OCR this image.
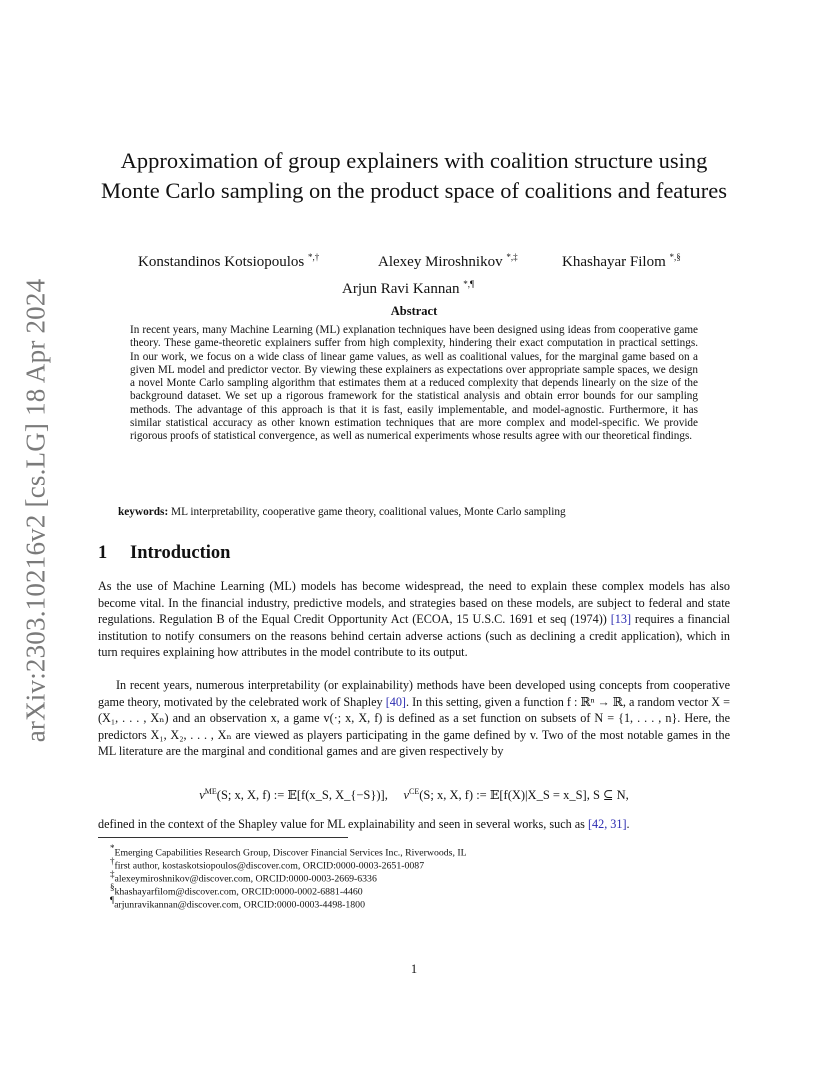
arXiv:2303.10216v2 [cs.LG] 18 Apr 2024
Approximation of group explainers with coalition structure using Monte Carlo sampling on the product space of coalitions and features
Konstandinos Kotsiopoulos *,†	Alexey Miroshnikov *,‡	Khashayar Filom *,§
Arjun Ravi Kannan *,¶
Abstract
In recent years, many Machine Learning (ML) explanation techniques have been designed using ideas from cooperative game theory. These game-theoretic explainers suffer from high complexity, hindering their exact computation in practical settings. In our work, we focus on a wide class of linear game values, as well as coalitional values, for the marginal game based on a given ML model and predictor vector. By viewing these explainers as expectations over appropriate sample spaces, we design a novel Monte Carlo sampling algorithm that estimates them at a reduced complexity that depends linearly on the size of the background dataset. We set up a rigorous framework for the statistical analysis and obtain error bounds for our sampling methods. The advantage of this approach is that it is fast, easily implementable, and model-agnostic. Furthermore, it has similar statistical accuracy as other known estimation techniques that are more complex and model-specific. We provide rigorous proofs of statistical convergence, as well as numerical experiments whose results agree with our theoretical findings.
keywords: ML interpretability, cooperative game theory, coalitional values, Monte Carlo sampling
1 Introduction
As the use of Machine Learning (ML) models has become widespread, the need to explain these complex models has also become vital. In the financial industry, predictive models, and strategies based on these models, are subject to federal and state regulations. Regulation B of the Equal Credit Opportunity Act (ECOA, 15 U.S.C. 1691 et seq (1974)) [13] requires a financial institution to notify consumers on the reasons behind certain adverse actions (such as declining a credit application), which in turn requires explaining how attributes in the model contribute to its output.
In recent years, numerous interpretability (or explainability) methods have been developed using concepts from cooperative game theory, motivated by the celebrated work of Shapley [40]. In this setting, given a function f : ℝⁿ → ℝ, a random vector X = (X₁, . . . , Xₙ) and an observation x, a game v(·; x, X, f) is defined as a set function on subsets of N = {1, . . . , n}. Here, the predictors X₁, X₂, . . . , Xₙ are viewed as players participating in the game defined by v. Two of the most notable games in the ML literature are the marginal and conditional games and are given respectively by
$v^{ME}(S$; x, X, f) := 𝔼[f(x_S, X_{−S})], $v^{CE}(S$; x, X, f) := 𝔼[f(X)|X_S = x_S], S ⊆ N,
defined in the context of the Shapley value for ML explainability and seen in several works, such as [42, 31].
*Emerging Capabilities Research Group, Discover Financial Services Inc., Riverwoods, IL
†first author, kostaskotsiopoulos@discover.com, ORCID:0000-0003-2651-0087
‡alexeymiroshnikov@discover.com, ORCID:0000-0003-2669-6336
§khashayarfilom@discover.com, ORCID:0000-0002-6881-4460
¶arjunravikannan@discover.com, ORCID:0000-0003-4498-1800
1
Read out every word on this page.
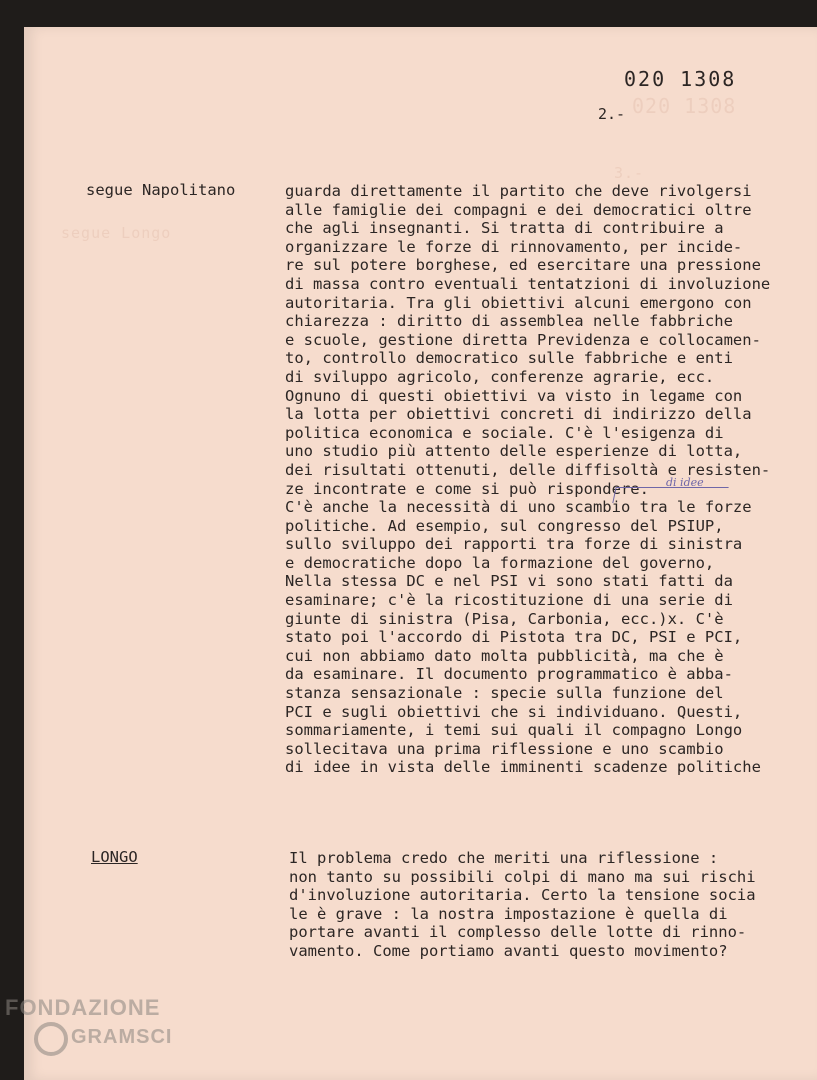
020 1308
3.-
segue Longo
020 1308
2.-
segue Napolitano	guarda direttamente il partito che deve rivolgersi
alle famiglie dei compagni e dei democratici oltre
che agli insegnanti. Si tratta di contribuire a
organizzare le forze di rinnovamento, per incide-
re sul potere borghese, ed esercitare una pressione
di massa contro eventuali tentatzioni di involuzione
autoritaria. Tra gli obiettivi alcuni emergono con
chiarezza : diritto di assemblea nelle fabbriche
e scuole, gestione diretta Previdenza e collocamen-
to, controllo democratico sulle fabbriche e enti
di sviluppo agricolo, conferenze agrarie, ecc.
Ognuno di questi obiettivi va visto in legame con
la lotta per obiettivi concreti di indirizzo della
politica economica e sociale. C'è l'esigenza di
uno studio più attento delle esperienze di lotta,
dei risultati ottenuti, delle diffisoltà e resisten-
ze incontrate e come si può rispondere.
C'è anche la necessità di uno scambio tra le forze
politiche. Ad esempio, sul congresso del PSIUP,
sullo sviluppo dei rapporti tra forze di sinistra
e democratiche dopo la formazione del governo,
Nella stessa DC e nel PSI vi sono stati fatti da
esaminare; c'è la ricostituzione di una serie di
giunte di sinistra (Pisa, Carbonia, ecc.)x. C'è
stato poi l'accordo di Pistota tra DC, PSI e PCI,
cui non abbiamo dato molta pubblicità, ma che è
da esaminare. Il documento programmatico è abba-
stanza sensazionale : specie sulla funzione del
PCI e sugli obiettivi che si individuano. Questi,
sommariamente, i temi sui quali il compagno Longo
sollecitava una prima riflessione e uno scambio
di idee in vista delle imminenti scadenze politiche
di idee
LONGO	Il problema credo che meriti una riflessione :
non tanto su possibili colpi di mano ma sui rischi
d'involuzione autoritaria. Certo la tensione socia
le è grave : la nostra impostazione è quella di
portare avanti il complesso delle lotte di rinno-
vamento. Come portiamo avanti questo movimento?
FONDAZIONE
GRAMSCI
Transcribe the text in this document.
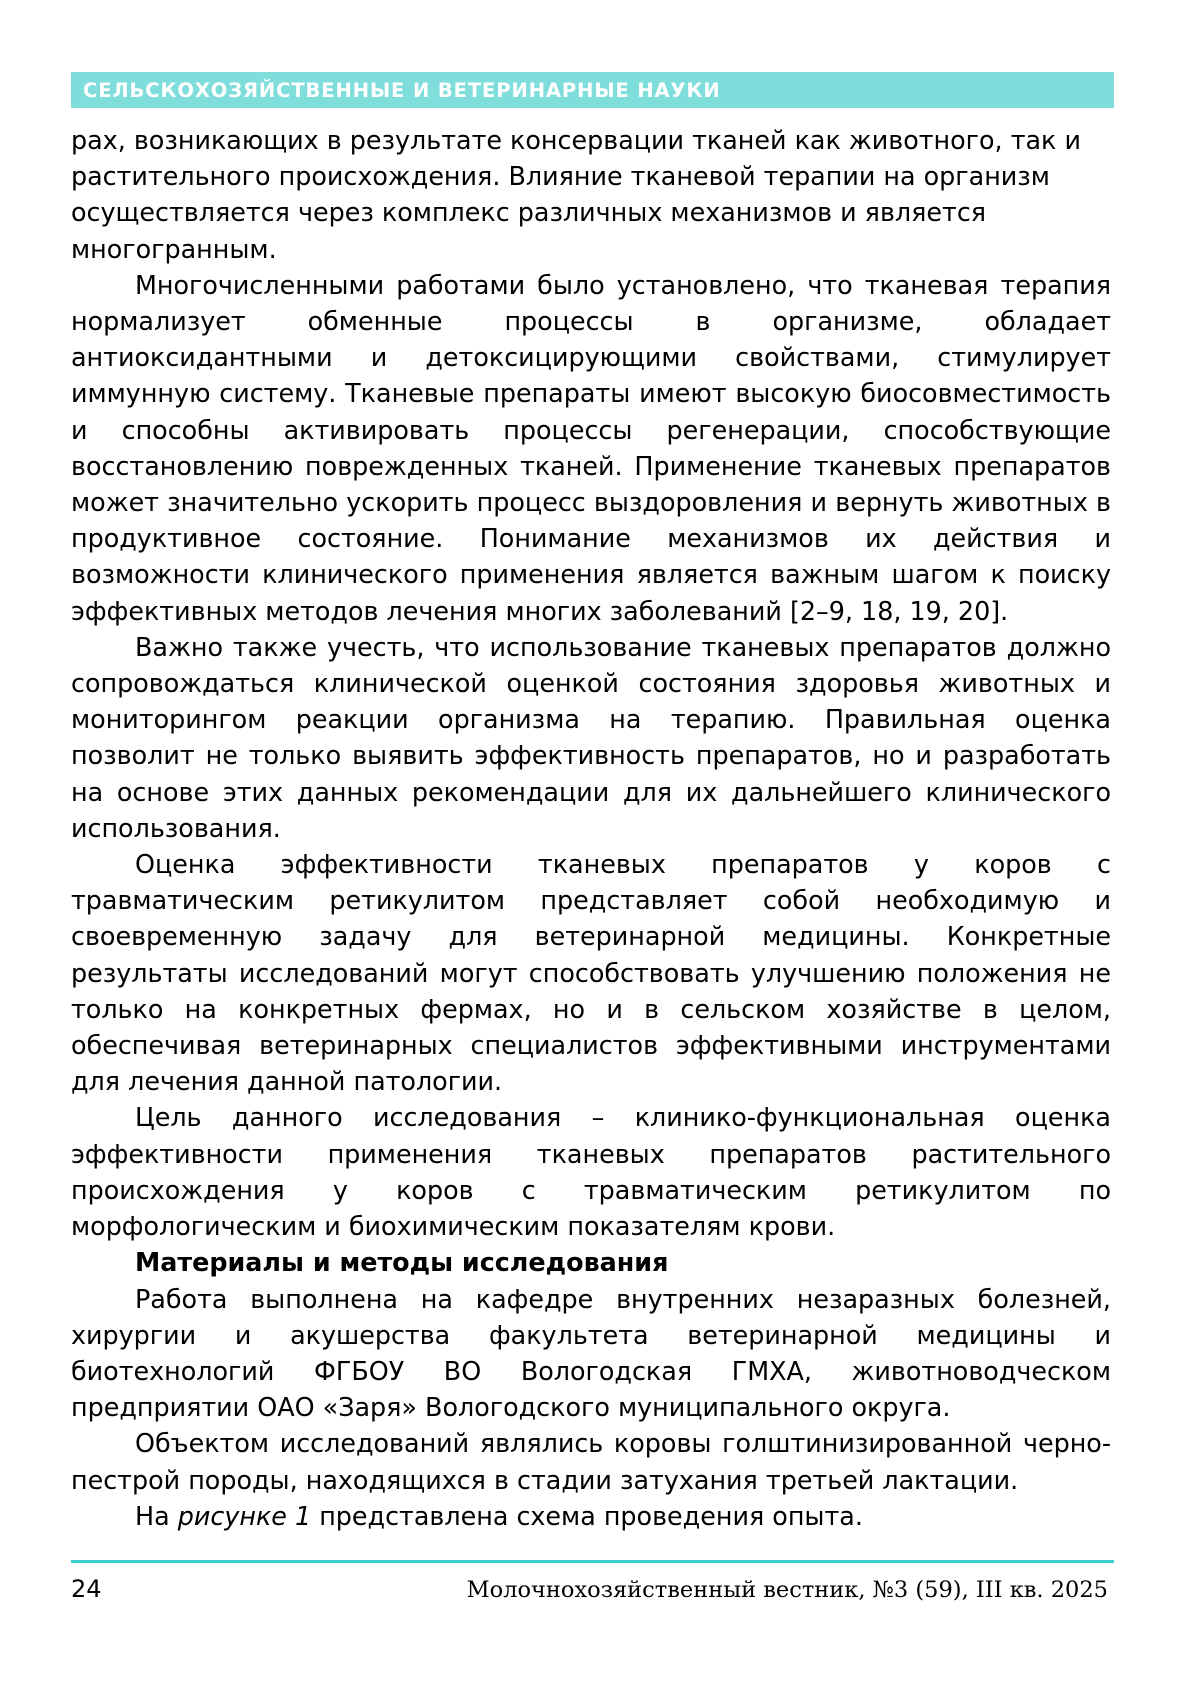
СЕЛЬСКОХОЗЯЙСТВЕННЫЕ И ВЕТЕРИНАРНЫЕ НАУКИ

рах, возникающих в результате консервации тканей как животного, так и растительного происхождения. Влияние тканевой терапии на организм осуществляется через комплекс различных механизмов и является многогранным.

Многочисленными работами было установлено, что тканевая терапия нормализует обменные процессы в организме, обладает антиоксидантными и детоксицирующими свойствами, стимулирует иммунную систему. Тканевые препараты имеют высокую биосовместимость и способны активировать процессы регенерации, способствующие восстановлению поврежденных тканей. Применение тканевых препаратов может значительно ускорить процесс выздоровления и вернуть животных в продуктивное состояние. Понимание механизмов их действия и возможности клинического применения является важным шагом к поиску эффективных методов лечения многих заболеваний [2–9, 18, 19, 20].

Важно также учесть, что использование тканевых препаратов должно сопровождаться клинической оценкой состояния здоровья животных и мониторингом реакции организма на терапию. Правильная оценка позволит не только выявить эффективность препаратов, но и разработать на основе этих данных рекомендации для их дальнейшего клинического использования.

Оценка эффективности тканевых препаратов у коров с травматическим ретикулитом представляет собой необходимую и своевременную задачу для ветеринарной медицины. Конкретные результаты исследований могут способствовать улучшению положения не только на конкретных фермах, но и в сельском хозяйстве в целом, обеспечивая ветеринарных специалистов эффективными инструментами для лечения данной патологии.

Цель данного исследования – клинико-функциональная оценка эффективности применения тканевых препаратов растительного происхождения у коров с травматическим ретикулитом по морфологическим и биохимическим показателям крови.

Материалы и методы исследования

Работа выполнена на кафедре внутренних незаразных болезней, хирургии и акушерства факультета ветеринарной медицины и биотехнологий ФГБОУ ВО Вологодская ГМХА, животноводческом предприятии ОАО «Заря» Вологодского муниципального округа.

Объектом исследований являлись коровы голштинизированной черно-пестрой породы, находящихся в стадии затухания третьей лактации.

На рисунке 1 представлена схема проведения опыта.

24	Молочнохозяйственный вестник, №3 (59), III кв. 2025
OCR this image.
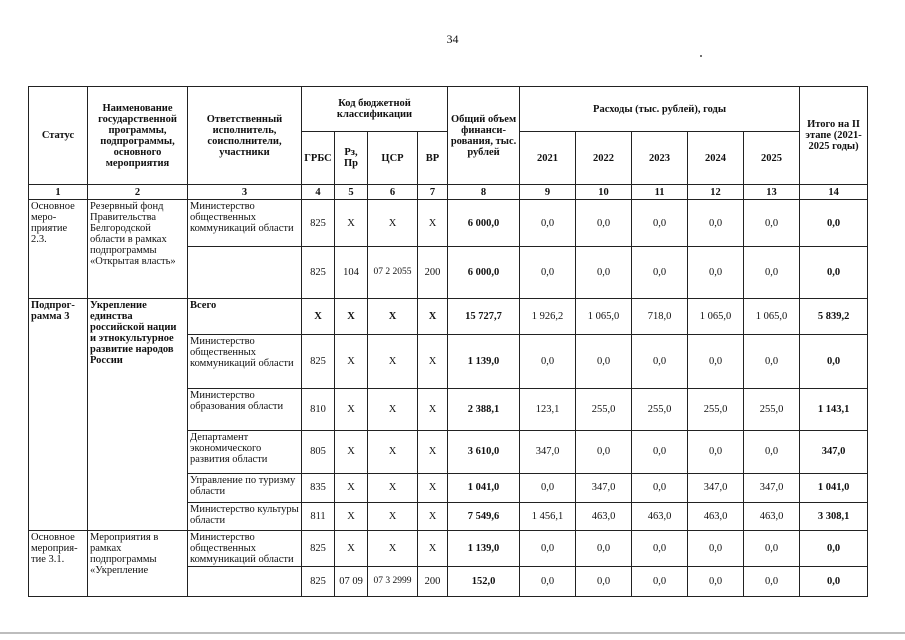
34
Статус	Наименование государственной программы, подпрограммы, основного мероприятия	Ответственный исполнитель, соисполнители, участники	Код бюджетной классификации				Общий объем финанси-рования, тыс. рублей	Расходы (тыс. рублей), годы					Итого на II этапе (2021-2025 годы)
			ГРБС	Рз, Пр	ЦСР	ВР		2021	2022	2023	2024	2025	
1	2	3	4	5	6	7	8	9	10	11	12	13	14
Основное меро-приятие 2.3.	Резервный фонд Правительства Белгородской области в рамках подпрограммы «Открытая власть»	Министерство общественных коммуникаций области	825	Х	Х	Х	6 000,0	0,0	0,0	0,0	0,0	0,0	0,0
			825	104	07 2 2055	200	6 000,0	0,0	0,0	0,0	0,0	0,0	0,0
Подпрог-рамма 3	Укрепление единства российской нации и этнокультурное развитие народов России	Всего	Х	Х	Х	Х	15 727,7	1 926,2	1 065,0	718,0	1 065,0	1 065,0	5 839,2
		Министерство общественных коммуникаций области	825	Х	Х	Х	1 139,0	0,0	0,0	0,0	0,0	0,0	0,0
		Министерство образования области	810	Х	Х	Х	2 388,1	123,1	255,0	255,0	255,0	255,0	1 143,1
		Департамент экономического развития области	805	Х	Х	Х	3 610,0	347,0	0,0	0,0	0,0	0,0	347,0
		Управление по туризму области	835	Х	Х	Х	1 041,0	0,0	347,0	0,0	347,0	347,0	1 041,0
		Министерство культуры области	811	Х	Х	Х	7 549,6	1 456,1	463,0	463,0	463,0	463,0	3 308,1
Основное мероприя-тие 3.1.	Мероприятия в рамках подпрограммы «Укрепление	Министерство общественных коммуникаций области	825	Х	Х	Х	1 139,0	0,0	0,0	0,0	0,0	0,0	0,0
			825	07 09	07 3 2999	200	152,0	0,0	0,0	0,0	0,0	0,0	0,0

**Your goal**
For the listing above, identify each line bearing "sviluppo".

**Answer for the task**
di sviluppo agricolo, conferenze agrarie, ecc.
sullo sviluppo dei rapporti tra forze di sinistra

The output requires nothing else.